═══ Working data ═══

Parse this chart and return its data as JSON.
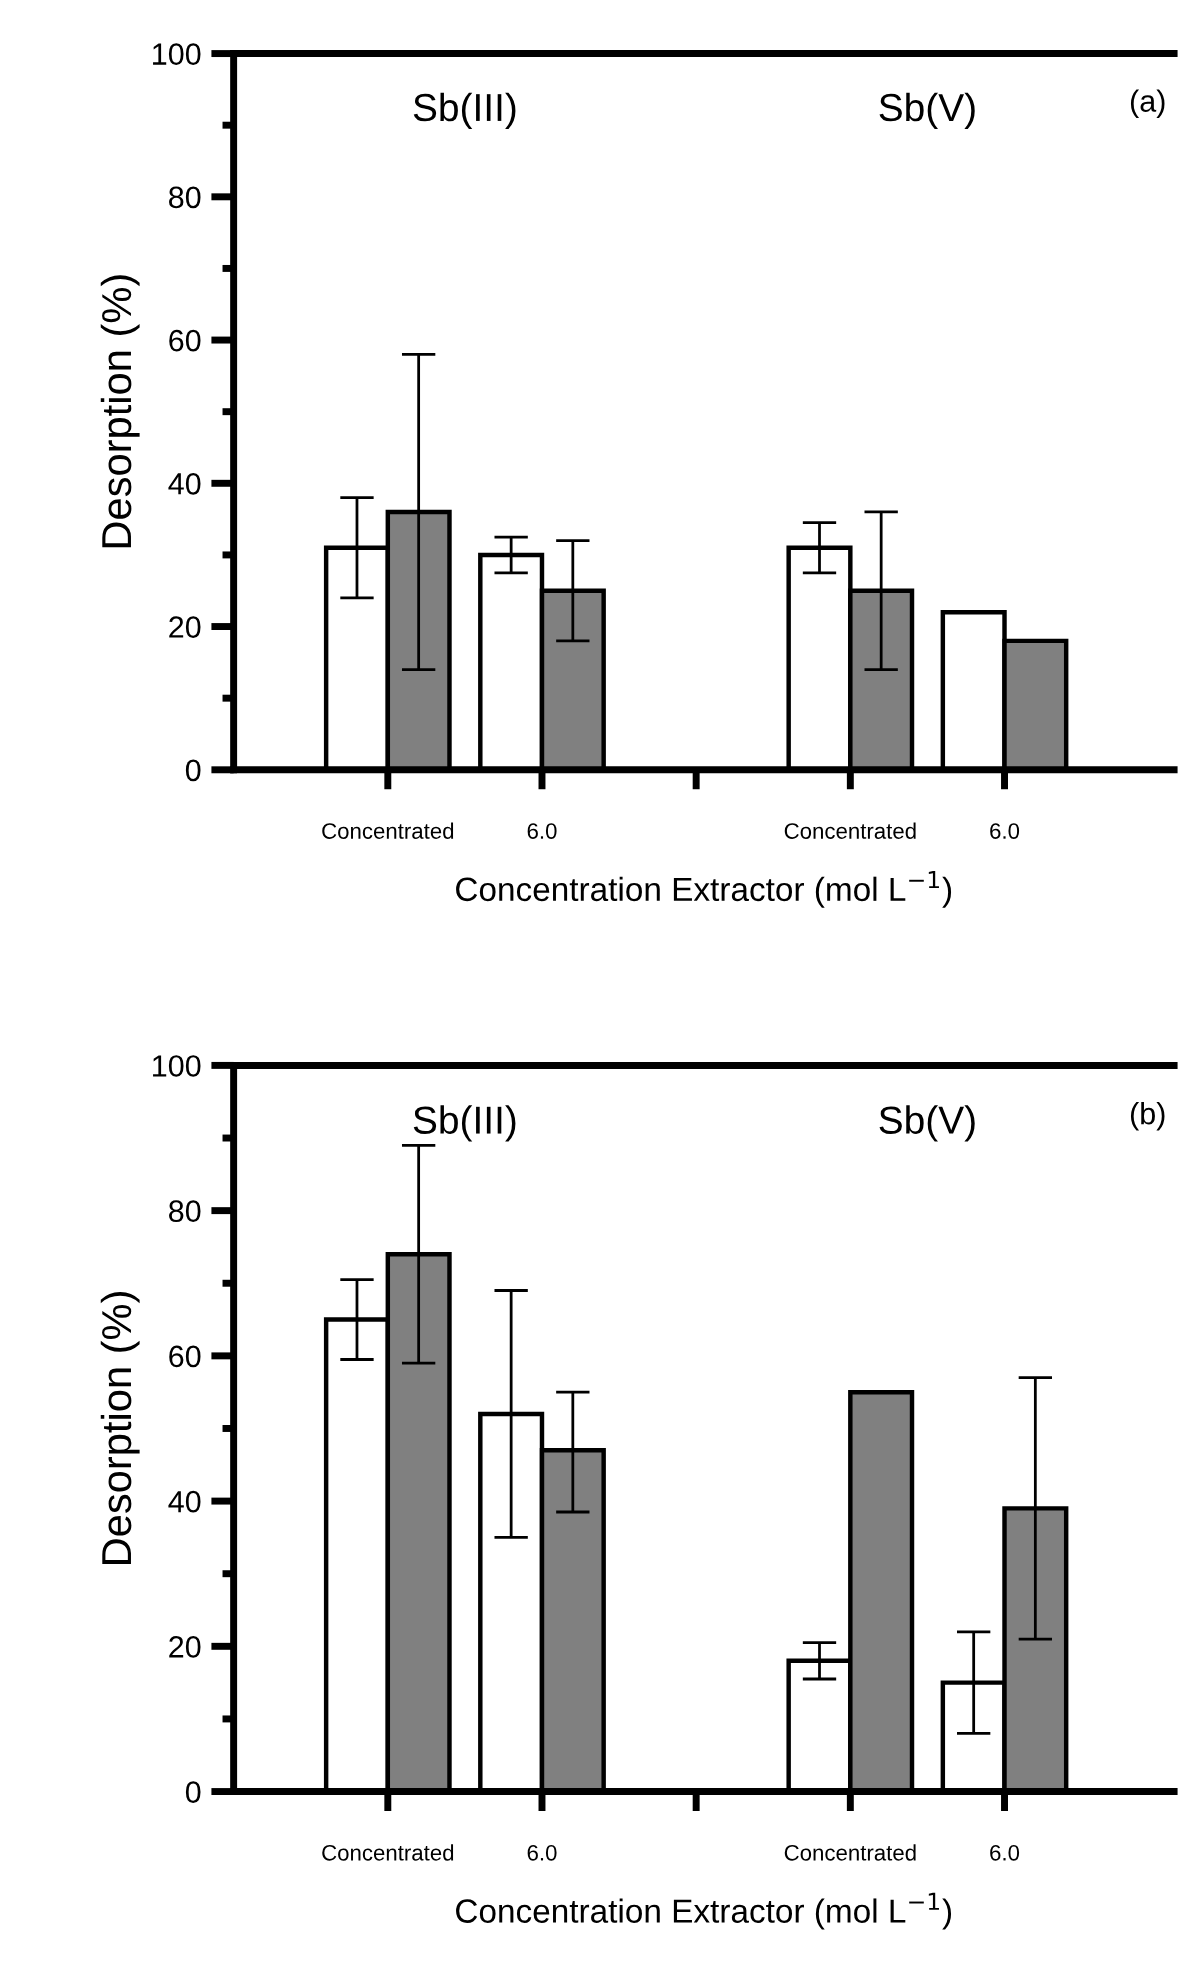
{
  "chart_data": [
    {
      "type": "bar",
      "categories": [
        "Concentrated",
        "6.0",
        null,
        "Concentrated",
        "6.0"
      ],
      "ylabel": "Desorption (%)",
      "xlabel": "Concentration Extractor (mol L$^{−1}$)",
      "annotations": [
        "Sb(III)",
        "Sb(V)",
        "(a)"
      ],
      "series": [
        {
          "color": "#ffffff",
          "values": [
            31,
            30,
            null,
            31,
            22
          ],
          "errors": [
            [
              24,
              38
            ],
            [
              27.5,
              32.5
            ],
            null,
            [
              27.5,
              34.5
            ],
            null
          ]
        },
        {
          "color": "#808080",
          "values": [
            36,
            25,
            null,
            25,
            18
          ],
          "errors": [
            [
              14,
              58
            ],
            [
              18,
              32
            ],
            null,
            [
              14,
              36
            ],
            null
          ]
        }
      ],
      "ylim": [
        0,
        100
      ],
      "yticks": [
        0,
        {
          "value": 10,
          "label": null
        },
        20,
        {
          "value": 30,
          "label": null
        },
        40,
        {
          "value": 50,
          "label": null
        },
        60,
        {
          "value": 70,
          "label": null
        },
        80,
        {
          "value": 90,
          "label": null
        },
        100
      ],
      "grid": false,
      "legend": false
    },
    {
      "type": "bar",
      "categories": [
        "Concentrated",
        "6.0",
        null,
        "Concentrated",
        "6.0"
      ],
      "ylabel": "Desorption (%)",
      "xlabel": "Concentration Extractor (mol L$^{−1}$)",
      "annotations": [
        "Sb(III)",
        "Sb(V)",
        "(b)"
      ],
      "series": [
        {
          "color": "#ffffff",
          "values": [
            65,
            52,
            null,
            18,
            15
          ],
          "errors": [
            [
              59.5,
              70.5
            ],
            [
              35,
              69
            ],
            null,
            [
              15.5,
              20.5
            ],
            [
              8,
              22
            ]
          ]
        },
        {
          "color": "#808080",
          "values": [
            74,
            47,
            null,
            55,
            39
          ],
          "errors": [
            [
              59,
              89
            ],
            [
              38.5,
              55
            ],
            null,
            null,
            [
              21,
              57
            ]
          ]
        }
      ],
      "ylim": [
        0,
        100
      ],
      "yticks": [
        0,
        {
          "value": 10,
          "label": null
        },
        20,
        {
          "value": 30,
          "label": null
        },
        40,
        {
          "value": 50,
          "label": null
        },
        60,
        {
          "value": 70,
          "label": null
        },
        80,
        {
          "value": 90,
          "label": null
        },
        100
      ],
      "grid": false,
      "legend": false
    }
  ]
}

═══
═══ Working data ═══

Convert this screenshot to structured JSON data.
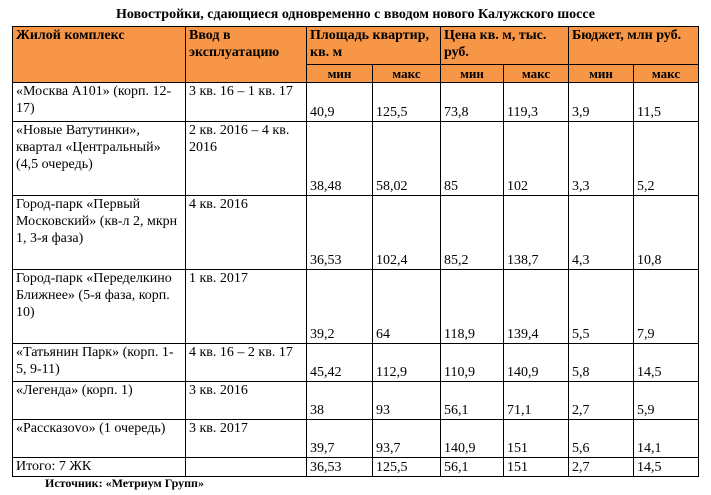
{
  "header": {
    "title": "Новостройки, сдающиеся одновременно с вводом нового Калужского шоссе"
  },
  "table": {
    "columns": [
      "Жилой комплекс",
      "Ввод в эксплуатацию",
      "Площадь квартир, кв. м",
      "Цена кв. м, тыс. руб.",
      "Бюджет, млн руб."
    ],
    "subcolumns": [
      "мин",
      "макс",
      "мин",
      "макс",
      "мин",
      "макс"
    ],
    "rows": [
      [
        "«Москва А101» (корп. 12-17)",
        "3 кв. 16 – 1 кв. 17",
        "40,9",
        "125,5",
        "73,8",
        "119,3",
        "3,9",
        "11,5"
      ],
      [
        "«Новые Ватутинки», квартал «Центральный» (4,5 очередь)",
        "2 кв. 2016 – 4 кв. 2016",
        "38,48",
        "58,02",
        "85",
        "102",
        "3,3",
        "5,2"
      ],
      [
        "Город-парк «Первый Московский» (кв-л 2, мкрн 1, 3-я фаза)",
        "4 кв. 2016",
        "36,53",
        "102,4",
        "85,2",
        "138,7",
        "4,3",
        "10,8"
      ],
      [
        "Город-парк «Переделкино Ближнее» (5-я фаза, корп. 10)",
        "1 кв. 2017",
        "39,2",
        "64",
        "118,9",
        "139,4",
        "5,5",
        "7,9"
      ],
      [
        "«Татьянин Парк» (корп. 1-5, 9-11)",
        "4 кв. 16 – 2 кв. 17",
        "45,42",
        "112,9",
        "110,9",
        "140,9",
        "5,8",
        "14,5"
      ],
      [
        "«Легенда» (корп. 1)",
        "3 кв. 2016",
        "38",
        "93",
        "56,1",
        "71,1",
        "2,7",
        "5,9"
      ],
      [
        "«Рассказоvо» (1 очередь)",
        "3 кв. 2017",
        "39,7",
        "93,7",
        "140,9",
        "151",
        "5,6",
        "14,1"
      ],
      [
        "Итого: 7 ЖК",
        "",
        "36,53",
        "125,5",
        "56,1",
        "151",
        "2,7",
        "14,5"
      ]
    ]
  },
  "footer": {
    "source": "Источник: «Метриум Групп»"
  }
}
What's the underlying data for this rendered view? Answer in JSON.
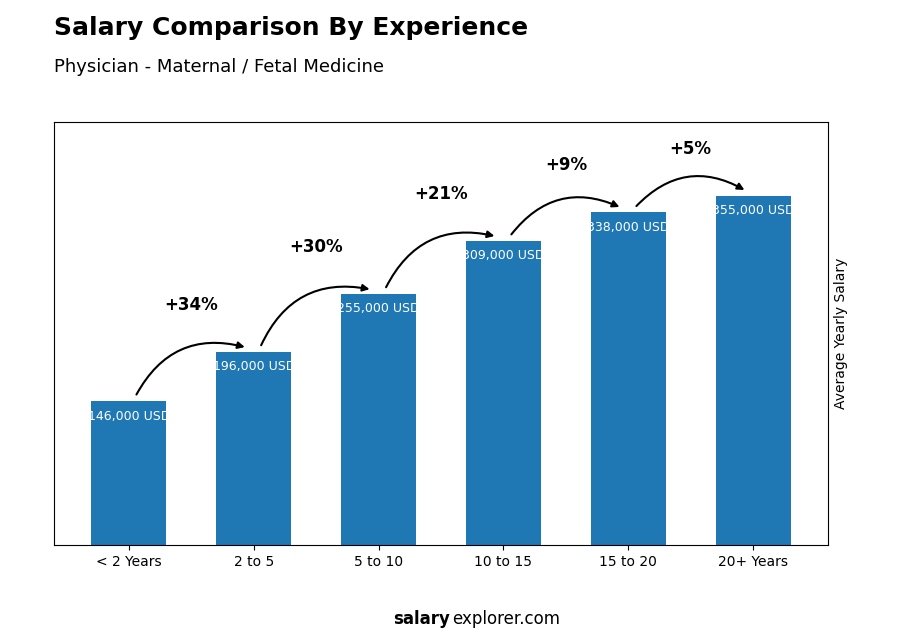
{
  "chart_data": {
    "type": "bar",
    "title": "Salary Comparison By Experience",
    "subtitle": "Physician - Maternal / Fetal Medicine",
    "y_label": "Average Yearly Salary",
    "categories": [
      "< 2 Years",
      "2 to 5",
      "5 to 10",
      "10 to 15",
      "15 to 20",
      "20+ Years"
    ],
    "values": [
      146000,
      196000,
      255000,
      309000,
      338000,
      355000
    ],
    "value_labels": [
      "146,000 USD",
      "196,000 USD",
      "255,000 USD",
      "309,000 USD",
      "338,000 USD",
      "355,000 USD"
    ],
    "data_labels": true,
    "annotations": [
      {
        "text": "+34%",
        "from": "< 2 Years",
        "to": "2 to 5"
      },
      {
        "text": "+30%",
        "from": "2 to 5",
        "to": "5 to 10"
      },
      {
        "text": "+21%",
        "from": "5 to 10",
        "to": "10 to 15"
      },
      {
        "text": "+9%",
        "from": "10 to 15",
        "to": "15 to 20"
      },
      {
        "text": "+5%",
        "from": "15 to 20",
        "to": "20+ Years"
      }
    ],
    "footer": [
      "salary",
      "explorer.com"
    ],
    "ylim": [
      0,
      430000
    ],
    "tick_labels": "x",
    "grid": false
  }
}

═══

Written problem: Copy out every line from the data above that has "Years" in it.

Answer to this problem:
      "< 2 Years",
      "20+ Years"
        "from": "< 2 Years",
        "to": "20+ Years"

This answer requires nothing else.